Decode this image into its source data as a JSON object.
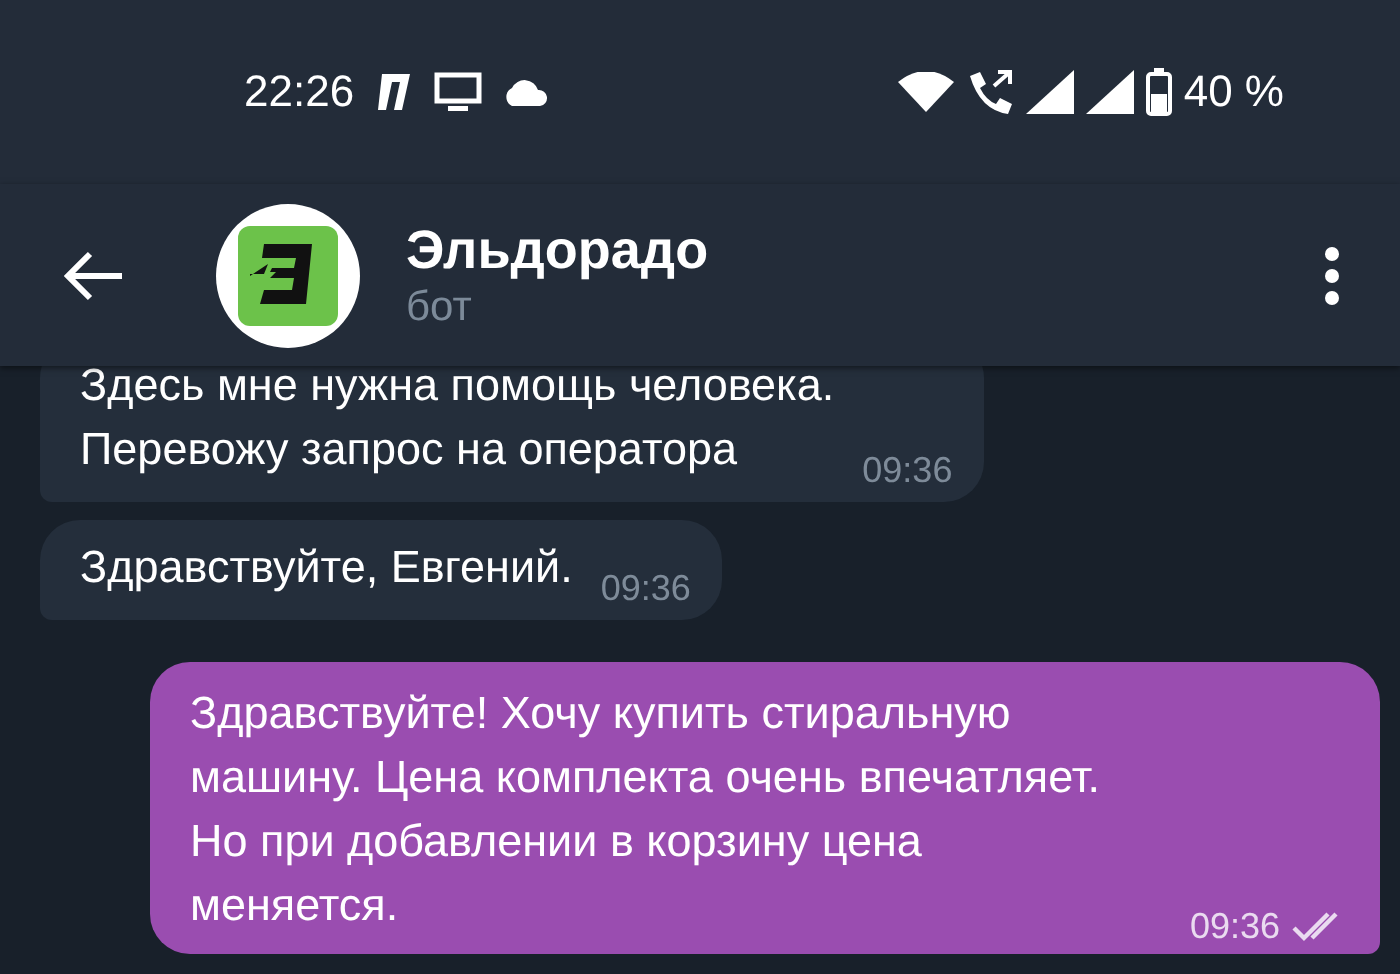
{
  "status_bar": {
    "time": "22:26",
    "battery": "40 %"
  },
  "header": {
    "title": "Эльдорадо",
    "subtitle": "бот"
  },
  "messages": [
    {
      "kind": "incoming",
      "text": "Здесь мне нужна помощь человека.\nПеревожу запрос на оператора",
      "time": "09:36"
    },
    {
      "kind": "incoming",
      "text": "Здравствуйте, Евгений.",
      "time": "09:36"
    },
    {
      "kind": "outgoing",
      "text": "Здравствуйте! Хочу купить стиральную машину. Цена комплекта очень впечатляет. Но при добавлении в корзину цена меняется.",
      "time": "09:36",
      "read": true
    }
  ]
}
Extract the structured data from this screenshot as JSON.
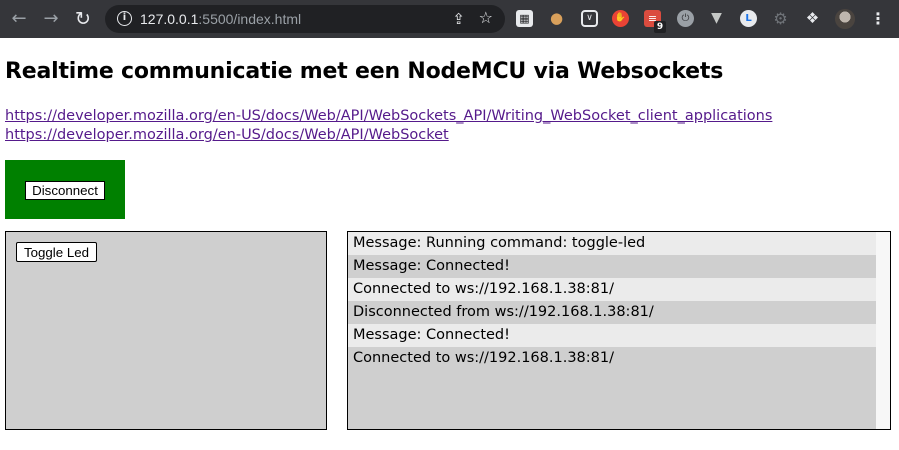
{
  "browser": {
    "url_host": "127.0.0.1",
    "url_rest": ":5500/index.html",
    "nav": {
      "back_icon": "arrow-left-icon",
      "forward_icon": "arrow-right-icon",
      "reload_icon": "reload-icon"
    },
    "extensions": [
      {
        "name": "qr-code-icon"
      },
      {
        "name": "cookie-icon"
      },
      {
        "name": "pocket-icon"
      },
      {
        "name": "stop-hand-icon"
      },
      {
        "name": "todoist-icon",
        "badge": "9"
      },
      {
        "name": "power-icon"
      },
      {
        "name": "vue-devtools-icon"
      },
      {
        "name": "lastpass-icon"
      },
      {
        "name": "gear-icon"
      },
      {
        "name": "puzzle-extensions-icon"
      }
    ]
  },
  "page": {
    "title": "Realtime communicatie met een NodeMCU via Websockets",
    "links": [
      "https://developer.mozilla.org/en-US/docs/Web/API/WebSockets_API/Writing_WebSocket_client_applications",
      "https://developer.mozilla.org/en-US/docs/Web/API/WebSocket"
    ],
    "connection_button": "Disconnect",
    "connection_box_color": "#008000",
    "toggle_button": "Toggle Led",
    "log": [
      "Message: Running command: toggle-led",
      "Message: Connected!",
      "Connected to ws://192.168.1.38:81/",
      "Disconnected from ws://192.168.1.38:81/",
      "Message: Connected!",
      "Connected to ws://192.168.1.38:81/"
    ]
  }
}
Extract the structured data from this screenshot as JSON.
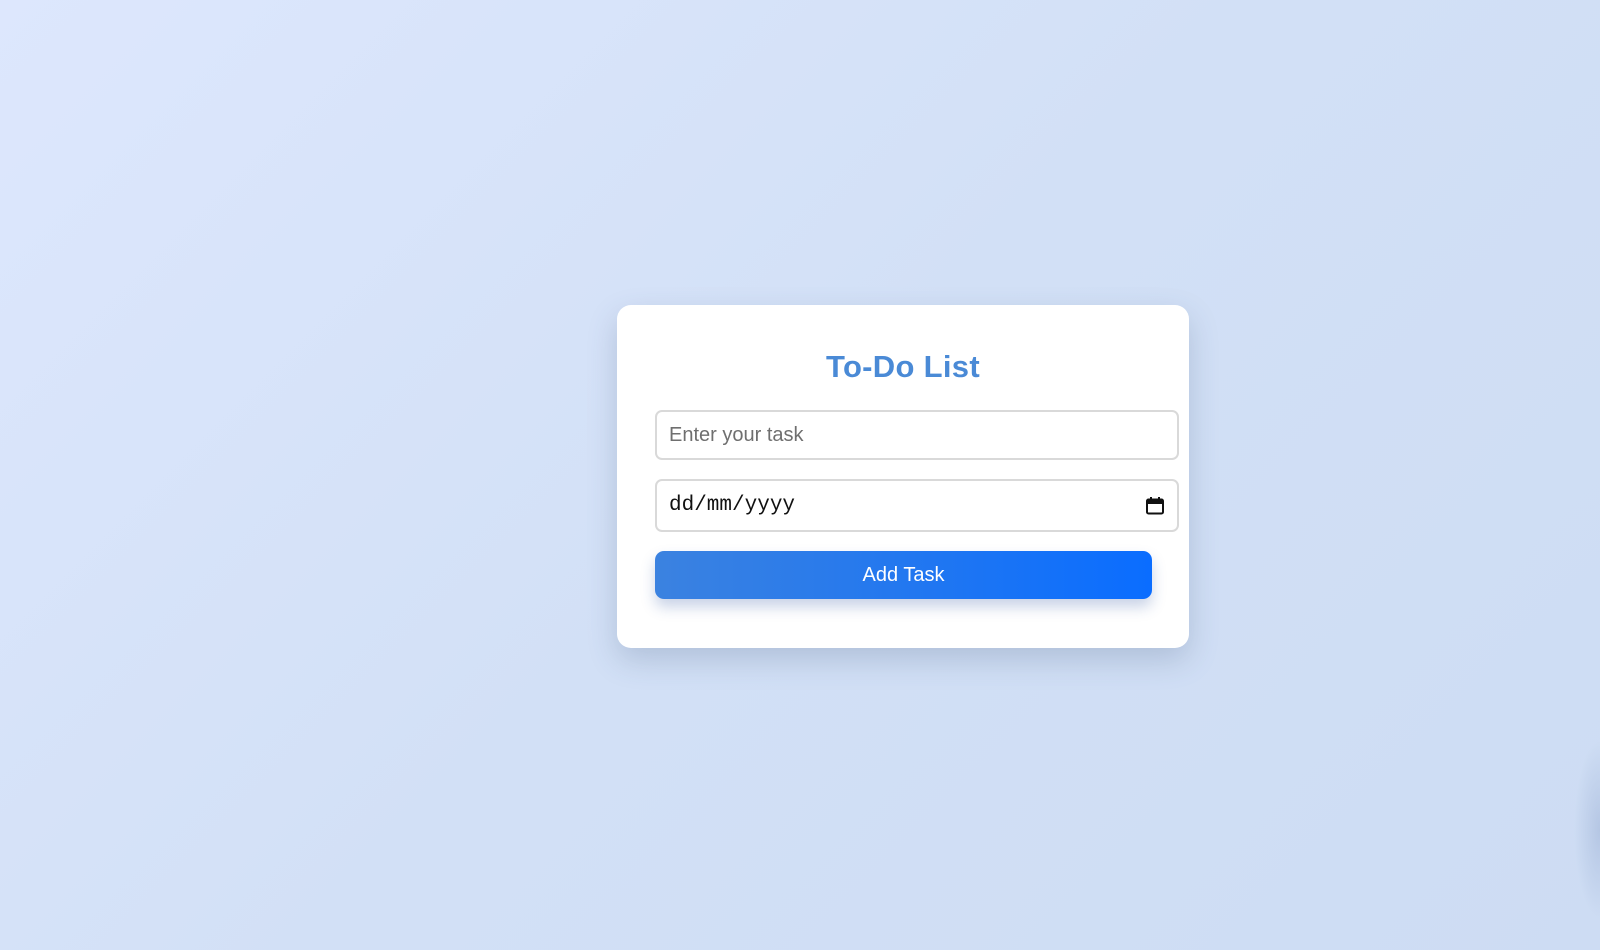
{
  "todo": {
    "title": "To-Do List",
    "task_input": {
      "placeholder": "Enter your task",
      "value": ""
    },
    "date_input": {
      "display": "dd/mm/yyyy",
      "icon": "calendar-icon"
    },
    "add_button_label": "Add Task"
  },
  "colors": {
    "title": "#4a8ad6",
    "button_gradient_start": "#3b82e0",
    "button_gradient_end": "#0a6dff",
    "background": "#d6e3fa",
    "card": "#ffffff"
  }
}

------------------------------

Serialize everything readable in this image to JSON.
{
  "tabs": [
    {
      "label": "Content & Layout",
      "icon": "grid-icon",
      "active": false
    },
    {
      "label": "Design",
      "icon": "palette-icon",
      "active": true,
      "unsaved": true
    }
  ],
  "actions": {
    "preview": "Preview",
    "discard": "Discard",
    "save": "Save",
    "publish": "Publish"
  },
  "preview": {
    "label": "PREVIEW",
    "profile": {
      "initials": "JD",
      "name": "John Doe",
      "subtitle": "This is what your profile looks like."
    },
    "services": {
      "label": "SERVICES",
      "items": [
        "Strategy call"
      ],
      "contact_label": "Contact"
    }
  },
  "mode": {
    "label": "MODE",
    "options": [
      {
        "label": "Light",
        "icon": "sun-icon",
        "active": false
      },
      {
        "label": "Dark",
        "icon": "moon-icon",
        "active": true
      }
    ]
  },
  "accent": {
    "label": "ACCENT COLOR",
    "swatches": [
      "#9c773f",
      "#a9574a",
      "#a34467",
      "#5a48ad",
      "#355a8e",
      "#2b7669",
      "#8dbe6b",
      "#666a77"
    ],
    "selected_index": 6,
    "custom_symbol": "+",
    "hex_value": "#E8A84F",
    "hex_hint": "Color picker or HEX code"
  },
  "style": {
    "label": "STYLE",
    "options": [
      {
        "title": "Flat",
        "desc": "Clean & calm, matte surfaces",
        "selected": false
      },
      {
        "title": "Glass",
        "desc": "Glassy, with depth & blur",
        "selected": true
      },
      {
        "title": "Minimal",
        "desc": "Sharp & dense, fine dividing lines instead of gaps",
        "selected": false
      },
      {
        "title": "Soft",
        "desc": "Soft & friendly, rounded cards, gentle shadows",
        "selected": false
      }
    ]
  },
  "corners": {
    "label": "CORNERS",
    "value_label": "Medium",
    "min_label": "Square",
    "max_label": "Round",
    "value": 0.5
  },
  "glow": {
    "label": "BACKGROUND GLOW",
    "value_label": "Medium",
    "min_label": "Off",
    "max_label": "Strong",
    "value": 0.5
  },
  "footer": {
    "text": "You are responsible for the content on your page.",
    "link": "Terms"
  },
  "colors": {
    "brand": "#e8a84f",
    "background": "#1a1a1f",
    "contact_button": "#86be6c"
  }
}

------------------------------

● INSTRUCTIONS TO FOLLOW: Check every line of the data, and copy the ones that contain "subtitle".

● RESPONSE FOR THIS EXERCISE:
    "subtitle": "бот"
      "subtitle": "This is what your profile looks like."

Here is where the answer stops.